> Given exercise
Among the records that follow, count the lines with the string "Users"; report only that count.

> Input records
▶
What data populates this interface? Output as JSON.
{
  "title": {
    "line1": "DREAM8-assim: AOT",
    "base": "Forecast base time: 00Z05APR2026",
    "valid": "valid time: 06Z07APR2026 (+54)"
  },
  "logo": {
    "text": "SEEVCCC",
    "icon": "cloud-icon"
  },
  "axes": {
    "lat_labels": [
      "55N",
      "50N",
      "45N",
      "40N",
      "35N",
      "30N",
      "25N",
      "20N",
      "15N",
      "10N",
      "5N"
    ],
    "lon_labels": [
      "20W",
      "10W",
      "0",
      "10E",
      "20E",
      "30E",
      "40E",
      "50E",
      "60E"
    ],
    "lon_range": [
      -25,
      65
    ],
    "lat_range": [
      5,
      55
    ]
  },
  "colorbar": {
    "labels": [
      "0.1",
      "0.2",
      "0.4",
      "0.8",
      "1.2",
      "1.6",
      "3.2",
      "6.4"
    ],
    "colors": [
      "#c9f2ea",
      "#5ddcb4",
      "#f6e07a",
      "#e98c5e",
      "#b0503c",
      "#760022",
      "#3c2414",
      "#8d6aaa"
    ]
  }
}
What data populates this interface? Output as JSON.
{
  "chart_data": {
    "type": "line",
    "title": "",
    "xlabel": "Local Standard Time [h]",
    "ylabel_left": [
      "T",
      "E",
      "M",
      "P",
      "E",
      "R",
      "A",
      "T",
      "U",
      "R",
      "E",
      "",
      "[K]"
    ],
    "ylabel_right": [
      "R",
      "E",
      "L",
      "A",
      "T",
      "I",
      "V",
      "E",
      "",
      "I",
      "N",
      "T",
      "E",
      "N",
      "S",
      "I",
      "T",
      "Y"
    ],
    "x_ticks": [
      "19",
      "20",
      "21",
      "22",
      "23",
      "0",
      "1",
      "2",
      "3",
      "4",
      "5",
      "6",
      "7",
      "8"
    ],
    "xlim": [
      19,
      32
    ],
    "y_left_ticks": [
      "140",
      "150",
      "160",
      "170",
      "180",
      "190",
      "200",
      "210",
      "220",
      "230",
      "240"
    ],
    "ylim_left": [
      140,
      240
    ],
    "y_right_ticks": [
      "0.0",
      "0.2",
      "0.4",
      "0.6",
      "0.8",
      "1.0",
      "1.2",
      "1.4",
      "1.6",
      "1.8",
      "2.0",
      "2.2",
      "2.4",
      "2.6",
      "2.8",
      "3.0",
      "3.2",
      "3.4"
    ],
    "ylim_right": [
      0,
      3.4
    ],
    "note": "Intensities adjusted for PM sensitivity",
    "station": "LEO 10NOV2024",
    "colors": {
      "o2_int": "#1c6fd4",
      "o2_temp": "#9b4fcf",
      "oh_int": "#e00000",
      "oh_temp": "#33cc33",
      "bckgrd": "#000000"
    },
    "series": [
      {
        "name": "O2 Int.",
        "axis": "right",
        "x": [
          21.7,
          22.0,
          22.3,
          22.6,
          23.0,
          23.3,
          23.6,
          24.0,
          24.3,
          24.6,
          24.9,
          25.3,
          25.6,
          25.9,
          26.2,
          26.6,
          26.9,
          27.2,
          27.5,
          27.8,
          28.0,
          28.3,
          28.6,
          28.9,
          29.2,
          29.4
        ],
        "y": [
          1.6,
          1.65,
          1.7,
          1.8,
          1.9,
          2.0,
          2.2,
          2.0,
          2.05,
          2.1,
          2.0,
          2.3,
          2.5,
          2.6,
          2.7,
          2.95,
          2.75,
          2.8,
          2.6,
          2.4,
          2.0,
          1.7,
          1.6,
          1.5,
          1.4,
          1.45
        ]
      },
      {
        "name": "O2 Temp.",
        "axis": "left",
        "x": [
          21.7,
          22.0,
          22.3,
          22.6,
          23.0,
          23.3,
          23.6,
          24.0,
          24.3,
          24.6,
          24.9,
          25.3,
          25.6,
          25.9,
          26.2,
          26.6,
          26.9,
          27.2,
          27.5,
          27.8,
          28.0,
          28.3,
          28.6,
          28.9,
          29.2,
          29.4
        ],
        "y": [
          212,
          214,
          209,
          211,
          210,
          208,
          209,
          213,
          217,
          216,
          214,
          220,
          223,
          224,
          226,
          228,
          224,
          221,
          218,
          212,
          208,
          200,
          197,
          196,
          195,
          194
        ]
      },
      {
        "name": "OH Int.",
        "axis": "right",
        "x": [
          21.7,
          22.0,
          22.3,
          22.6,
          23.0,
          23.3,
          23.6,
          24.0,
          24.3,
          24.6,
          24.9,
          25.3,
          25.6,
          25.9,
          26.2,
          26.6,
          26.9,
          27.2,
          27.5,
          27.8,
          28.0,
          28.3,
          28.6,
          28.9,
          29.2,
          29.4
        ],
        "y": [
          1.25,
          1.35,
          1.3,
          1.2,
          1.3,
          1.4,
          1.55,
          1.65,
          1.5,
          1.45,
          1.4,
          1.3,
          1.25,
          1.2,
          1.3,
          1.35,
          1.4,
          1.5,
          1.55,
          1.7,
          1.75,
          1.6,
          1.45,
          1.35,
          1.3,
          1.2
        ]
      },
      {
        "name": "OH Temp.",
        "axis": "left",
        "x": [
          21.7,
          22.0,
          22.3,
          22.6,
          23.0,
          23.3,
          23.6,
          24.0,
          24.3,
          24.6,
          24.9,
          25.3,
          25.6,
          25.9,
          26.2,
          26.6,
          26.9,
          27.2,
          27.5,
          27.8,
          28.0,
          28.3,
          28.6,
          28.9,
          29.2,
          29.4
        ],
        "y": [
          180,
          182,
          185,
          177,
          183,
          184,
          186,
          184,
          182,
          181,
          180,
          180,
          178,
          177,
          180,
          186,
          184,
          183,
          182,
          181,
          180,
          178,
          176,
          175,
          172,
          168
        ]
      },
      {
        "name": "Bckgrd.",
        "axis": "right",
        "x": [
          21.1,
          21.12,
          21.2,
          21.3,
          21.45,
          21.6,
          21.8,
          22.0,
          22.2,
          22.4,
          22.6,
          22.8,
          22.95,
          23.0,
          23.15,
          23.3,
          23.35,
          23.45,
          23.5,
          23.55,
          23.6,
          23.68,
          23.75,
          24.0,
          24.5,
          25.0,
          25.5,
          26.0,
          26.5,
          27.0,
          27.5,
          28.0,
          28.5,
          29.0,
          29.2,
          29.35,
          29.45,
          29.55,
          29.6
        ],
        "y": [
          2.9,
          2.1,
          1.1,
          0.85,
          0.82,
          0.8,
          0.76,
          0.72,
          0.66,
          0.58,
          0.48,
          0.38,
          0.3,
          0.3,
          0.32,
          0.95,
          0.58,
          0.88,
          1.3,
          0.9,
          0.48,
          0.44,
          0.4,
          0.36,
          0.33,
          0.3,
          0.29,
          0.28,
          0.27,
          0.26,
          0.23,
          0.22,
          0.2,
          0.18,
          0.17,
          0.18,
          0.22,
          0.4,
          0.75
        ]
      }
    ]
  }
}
◀
▶
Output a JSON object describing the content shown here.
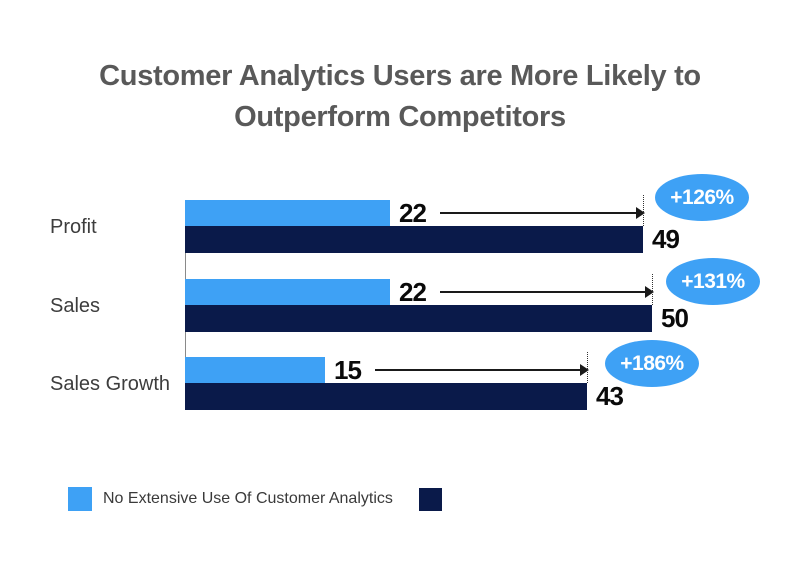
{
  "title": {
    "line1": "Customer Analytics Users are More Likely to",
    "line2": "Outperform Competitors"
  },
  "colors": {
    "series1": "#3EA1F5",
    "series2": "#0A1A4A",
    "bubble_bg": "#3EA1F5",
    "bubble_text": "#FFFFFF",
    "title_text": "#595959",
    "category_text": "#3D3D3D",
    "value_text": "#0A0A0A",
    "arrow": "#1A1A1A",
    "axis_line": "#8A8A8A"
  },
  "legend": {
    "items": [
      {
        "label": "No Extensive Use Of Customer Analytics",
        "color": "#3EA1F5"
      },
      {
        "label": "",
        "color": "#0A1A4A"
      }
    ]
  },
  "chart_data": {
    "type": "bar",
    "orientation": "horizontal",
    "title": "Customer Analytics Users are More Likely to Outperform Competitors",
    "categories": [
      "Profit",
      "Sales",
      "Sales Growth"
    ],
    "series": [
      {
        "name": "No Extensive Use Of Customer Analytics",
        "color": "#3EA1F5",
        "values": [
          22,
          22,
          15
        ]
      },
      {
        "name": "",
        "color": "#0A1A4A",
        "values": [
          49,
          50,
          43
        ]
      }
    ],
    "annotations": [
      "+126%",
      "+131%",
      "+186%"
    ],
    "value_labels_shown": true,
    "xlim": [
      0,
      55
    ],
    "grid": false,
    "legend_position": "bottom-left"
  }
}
◀
> Problem solution
2